#### [SHORT PROBLEM]
Repeat exactly the lines that run from the one containing "What does this" to the end of the data, and leave out all others.

Saved data entries:
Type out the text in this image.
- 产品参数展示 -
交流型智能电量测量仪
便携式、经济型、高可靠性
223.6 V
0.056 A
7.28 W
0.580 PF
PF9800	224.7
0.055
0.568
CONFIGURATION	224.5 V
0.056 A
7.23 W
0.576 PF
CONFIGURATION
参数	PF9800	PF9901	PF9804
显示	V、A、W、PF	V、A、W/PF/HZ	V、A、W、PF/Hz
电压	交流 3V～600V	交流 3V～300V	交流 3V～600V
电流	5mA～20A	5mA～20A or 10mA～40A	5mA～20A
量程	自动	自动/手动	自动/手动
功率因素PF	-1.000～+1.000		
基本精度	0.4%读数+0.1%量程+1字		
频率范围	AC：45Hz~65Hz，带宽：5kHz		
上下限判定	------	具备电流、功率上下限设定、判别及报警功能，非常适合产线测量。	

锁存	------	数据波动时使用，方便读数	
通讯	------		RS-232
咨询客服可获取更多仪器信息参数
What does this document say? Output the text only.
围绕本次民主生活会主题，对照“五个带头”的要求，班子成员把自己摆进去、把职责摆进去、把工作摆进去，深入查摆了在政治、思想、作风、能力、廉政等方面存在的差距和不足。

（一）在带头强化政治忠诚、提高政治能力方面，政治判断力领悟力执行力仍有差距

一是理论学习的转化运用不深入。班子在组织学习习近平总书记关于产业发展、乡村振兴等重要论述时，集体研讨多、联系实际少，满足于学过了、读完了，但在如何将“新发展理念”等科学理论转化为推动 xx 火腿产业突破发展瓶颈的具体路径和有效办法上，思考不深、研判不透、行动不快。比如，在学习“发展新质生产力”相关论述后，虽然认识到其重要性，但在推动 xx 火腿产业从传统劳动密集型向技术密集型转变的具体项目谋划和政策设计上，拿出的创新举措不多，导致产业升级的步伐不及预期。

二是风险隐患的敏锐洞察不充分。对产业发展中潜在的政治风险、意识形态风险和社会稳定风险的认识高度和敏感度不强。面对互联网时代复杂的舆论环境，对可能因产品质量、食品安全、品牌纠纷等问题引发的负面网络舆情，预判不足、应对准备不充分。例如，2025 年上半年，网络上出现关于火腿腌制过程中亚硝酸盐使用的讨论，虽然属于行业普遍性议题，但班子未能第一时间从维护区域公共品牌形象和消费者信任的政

#### [RESPONSE FOR THIS EXERCISE]
What does this document say? Output the text only.
围绕本次民主生活会主题，对照“五个带头”的要求，班子成员把自己摆进去、把职责摆进去、把工作摆进去，深入查摆了在政治、思想、作风、能力、廉政等方面存在的差距和不足。

（一）在带头强化政治忠诚、提高政治能力方面，政治判断力领悟力执行力仍有差距

一是理论学习的转化运用不深入。班子在组织学习习近平总书记关于产业发展、乡村振兴等重要论述时，集体研讨多、联系实际少，满足于学过了、读完了，但在如何将“新发展理念”等科学理论转化为推动 xx 火腿产业突破发展瓶颈的具体路径和有效办法上，思考不深、研判不透、行动不快。比如，在学习“发展新质生产力”相关论述后，虽然认识到其重要性，但在推动 xx 火腿产业从传统劳动密集型向技术密集型转变的具体项目谋划和政策设计上，拿出的创新举措不多，导致产业升级的步伐不及预期。

二是风险隐患的敏锐洞察不充分。对产业发展中潜在的政治风险、意识形态风险和社会稳定风险的认识高度和敏感度不强。面对互联网时代复杂的舆论环境，对可能因产品质量、食品安全、品牌纠纷等问题引发的负面网络舆情，预判不足、应对准备不充分。例如，2025 年上半年，网络上出现关于火腿腌制过程中亚硝酸盐使用的讨论，虽然属于行业普遍性议题，但班子未能第一时间从维护区域公共品牌形象和消费者信任的政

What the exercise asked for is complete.